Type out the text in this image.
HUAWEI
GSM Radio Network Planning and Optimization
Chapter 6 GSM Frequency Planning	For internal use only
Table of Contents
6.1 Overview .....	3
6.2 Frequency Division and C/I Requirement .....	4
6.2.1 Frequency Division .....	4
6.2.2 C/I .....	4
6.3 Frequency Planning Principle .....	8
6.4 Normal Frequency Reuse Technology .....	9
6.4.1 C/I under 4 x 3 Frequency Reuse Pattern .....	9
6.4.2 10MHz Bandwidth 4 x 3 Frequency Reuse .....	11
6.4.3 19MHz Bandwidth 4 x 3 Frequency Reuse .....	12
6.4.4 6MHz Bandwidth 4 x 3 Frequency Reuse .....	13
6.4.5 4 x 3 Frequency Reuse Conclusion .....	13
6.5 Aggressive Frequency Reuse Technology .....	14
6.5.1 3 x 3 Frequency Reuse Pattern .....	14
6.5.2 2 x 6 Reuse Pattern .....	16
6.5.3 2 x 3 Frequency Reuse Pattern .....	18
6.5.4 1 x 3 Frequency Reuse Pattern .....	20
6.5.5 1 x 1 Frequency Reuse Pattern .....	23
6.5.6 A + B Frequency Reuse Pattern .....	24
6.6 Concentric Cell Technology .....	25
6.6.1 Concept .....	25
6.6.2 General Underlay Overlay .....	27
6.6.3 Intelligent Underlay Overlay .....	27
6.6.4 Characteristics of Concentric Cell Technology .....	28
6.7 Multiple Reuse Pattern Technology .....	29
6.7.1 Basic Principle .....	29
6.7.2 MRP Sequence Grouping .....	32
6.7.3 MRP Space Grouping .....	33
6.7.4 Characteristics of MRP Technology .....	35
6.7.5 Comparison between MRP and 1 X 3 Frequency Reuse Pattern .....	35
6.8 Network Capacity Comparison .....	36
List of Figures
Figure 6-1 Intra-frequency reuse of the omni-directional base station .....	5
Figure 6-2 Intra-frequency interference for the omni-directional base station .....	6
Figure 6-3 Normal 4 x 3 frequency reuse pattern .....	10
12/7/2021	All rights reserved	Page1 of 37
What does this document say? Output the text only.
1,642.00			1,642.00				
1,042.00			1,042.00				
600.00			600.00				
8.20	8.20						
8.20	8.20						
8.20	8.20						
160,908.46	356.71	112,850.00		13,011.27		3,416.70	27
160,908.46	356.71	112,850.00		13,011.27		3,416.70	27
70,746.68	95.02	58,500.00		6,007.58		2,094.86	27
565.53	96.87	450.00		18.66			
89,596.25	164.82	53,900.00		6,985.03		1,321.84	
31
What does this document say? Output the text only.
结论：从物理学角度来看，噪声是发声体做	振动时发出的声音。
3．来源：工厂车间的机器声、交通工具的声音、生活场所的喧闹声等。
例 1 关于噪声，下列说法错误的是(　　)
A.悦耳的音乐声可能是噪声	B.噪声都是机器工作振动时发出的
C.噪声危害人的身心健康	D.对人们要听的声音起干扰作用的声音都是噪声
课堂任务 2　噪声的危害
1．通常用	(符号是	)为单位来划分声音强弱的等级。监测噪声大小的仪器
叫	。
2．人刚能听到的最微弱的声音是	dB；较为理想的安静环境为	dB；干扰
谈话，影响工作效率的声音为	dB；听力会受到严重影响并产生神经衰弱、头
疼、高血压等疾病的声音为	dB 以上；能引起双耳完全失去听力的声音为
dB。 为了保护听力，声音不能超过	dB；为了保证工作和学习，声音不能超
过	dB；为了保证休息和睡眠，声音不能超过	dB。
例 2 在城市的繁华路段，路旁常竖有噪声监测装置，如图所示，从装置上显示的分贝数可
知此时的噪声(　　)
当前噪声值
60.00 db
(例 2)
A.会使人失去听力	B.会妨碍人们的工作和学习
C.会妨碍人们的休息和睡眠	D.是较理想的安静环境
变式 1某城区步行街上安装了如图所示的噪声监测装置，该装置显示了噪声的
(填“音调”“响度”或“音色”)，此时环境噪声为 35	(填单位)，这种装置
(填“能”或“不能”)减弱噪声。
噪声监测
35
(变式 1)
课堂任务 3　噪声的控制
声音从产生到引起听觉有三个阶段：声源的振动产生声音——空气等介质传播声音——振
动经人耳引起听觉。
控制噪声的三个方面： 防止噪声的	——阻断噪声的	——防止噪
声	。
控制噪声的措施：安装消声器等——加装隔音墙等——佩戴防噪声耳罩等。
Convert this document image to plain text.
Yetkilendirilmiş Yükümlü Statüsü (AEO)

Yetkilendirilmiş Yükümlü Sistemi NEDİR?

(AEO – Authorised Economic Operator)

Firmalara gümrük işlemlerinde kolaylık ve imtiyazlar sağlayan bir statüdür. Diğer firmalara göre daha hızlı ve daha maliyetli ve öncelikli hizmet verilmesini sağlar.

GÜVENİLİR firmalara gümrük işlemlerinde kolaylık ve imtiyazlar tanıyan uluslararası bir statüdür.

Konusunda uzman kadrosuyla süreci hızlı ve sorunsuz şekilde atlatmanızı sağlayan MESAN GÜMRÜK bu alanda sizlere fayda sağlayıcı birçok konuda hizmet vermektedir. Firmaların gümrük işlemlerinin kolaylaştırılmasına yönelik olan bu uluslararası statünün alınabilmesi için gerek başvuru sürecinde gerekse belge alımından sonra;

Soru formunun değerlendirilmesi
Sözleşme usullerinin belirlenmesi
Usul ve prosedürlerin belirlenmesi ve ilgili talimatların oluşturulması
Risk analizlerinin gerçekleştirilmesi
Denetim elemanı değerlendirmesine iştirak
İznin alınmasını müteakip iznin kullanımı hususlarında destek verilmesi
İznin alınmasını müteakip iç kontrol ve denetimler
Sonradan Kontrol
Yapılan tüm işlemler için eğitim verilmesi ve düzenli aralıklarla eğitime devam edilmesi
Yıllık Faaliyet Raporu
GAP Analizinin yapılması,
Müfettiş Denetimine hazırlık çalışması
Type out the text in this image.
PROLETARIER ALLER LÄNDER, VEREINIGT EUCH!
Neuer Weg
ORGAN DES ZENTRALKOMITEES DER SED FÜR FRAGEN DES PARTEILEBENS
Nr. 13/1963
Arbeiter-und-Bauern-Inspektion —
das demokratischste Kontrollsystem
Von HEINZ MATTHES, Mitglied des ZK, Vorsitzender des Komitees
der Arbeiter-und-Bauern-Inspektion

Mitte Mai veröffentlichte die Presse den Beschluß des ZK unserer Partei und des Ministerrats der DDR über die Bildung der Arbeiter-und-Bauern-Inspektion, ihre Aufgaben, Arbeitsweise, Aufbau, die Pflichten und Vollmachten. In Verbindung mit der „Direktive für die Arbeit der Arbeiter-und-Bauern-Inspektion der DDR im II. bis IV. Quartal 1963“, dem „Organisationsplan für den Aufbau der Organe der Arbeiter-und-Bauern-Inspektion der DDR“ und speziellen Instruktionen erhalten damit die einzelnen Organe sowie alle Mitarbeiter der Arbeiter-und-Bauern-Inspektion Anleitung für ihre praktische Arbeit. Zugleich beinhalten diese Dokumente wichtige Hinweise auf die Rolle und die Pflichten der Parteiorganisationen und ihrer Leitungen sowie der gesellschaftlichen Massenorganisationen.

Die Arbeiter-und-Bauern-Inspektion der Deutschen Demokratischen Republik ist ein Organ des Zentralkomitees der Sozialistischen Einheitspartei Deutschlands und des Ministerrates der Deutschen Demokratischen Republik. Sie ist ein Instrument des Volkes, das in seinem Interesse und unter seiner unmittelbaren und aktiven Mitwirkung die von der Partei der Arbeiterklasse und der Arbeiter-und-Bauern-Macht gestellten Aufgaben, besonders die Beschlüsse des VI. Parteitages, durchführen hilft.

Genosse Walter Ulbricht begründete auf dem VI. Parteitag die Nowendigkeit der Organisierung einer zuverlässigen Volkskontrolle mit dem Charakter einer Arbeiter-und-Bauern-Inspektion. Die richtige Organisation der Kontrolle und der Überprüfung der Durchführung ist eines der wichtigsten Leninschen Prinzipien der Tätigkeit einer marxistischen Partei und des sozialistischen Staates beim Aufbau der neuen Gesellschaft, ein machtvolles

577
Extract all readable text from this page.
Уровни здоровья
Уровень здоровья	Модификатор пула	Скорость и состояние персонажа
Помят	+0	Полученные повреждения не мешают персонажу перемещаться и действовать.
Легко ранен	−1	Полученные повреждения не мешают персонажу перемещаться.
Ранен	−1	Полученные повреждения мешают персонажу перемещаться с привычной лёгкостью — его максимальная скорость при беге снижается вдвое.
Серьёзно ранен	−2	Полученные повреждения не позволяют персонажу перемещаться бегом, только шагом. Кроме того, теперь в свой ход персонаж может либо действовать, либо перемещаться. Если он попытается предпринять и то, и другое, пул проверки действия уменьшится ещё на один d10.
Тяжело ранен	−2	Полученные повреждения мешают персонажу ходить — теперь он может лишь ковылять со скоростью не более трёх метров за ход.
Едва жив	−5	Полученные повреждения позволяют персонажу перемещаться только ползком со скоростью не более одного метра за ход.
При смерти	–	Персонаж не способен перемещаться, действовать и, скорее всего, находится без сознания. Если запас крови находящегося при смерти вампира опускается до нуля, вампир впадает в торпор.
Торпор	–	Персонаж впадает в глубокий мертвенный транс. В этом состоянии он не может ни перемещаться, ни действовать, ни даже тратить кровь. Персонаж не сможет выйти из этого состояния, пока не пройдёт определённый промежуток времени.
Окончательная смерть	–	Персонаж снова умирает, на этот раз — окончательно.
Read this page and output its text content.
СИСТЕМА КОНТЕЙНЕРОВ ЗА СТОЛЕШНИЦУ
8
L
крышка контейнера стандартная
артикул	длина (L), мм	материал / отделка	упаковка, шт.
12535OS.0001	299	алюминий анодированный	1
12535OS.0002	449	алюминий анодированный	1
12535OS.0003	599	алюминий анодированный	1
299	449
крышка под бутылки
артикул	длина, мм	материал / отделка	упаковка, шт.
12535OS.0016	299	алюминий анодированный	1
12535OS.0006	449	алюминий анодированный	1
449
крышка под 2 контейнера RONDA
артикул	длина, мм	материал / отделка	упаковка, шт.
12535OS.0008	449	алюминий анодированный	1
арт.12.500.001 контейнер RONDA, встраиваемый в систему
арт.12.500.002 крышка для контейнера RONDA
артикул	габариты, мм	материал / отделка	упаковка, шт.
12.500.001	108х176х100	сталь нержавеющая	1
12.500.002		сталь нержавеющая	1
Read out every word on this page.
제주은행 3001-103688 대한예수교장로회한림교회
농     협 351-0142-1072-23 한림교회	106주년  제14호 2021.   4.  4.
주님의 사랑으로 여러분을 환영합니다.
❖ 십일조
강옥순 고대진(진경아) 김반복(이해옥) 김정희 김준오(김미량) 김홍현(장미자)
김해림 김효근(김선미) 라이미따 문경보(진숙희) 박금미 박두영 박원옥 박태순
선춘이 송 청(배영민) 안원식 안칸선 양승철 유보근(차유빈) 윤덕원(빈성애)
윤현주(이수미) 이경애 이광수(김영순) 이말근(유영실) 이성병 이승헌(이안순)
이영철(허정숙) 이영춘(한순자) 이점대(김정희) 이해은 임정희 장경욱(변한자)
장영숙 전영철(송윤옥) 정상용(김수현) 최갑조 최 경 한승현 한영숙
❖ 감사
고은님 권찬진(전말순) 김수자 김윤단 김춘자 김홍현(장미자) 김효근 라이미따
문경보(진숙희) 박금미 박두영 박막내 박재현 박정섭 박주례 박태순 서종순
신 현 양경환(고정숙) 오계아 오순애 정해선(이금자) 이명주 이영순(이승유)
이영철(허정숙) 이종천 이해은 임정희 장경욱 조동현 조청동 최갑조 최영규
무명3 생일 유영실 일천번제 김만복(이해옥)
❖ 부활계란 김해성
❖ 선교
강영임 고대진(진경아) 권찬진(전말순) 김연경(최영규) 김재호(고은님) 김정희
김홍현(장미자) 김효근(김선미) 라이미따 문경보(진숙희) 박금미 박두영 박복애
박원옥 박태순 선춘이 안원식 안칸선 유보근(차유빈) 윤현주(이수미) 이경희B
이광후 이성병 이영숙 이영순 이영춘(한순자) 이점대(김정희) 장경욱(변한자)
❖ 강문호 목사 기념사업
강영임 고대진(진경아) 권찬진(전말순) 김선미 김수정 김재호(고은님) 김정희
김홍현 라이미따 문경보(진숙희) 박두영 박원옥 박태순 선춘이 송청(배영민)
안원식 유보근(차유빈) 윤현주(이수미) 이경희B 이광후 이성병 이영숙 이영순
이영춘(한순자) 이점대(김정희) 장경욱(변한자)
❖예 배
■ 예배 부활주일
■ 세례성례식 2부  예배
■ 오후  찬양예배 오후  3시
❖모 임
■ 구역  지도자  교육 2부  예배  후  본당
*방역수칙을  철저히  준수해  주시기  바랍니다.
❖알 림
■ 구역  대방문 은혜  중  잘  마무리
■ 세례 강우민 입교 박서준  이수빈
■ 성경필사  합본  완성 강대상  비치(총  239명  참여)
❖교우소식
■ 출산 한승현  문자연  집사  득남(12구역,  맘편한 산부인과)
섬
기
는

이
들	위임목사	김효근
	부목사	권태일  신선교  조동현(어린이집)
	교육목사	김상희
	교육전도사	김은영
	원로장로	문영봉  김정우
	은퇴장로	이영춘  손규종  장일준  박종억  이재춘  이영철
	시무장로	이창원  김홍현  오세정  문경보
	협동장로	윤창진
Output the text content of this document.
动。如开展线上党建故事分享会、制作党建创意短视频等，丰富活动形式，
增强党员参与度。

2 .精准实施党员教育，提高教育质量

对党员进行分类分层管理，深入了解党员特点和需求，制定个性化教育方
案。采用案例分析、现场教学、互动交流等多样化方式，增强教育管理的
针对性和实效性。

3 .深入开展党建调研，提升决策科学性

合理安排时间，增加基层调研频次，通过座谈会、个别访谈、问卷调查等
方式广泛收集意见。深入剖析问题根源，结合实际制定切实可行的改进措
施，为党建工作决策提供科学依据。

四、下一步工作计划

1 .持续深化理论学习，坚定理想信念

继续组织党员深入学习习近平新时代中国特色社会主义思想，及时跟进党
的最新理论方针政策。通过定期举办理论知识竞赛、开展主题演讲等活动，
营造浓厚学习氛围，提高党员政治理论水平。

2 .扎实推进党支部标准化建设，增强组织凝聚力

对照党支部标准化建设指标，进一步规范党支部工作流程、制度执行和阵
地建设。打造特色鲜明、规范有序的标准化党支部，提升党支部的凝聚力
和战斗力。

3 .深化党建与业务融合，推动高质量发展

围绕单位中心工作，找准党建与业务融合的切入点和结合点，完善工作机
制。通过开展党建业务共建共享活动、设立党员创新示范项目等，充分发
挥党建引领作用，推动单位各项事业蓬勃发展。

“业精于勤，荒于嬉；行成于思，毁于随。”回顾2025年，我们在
━━━━━━
■ WHAT IS REQUIRED
Sift through the entries and copy every line with "base".

■ RESPONSE
Figure 6-1 Intra-frequency reuse of the omni-directional base station .....	5
Figure 6-2 Intra-frequency interference for the omni-directional base station .....	6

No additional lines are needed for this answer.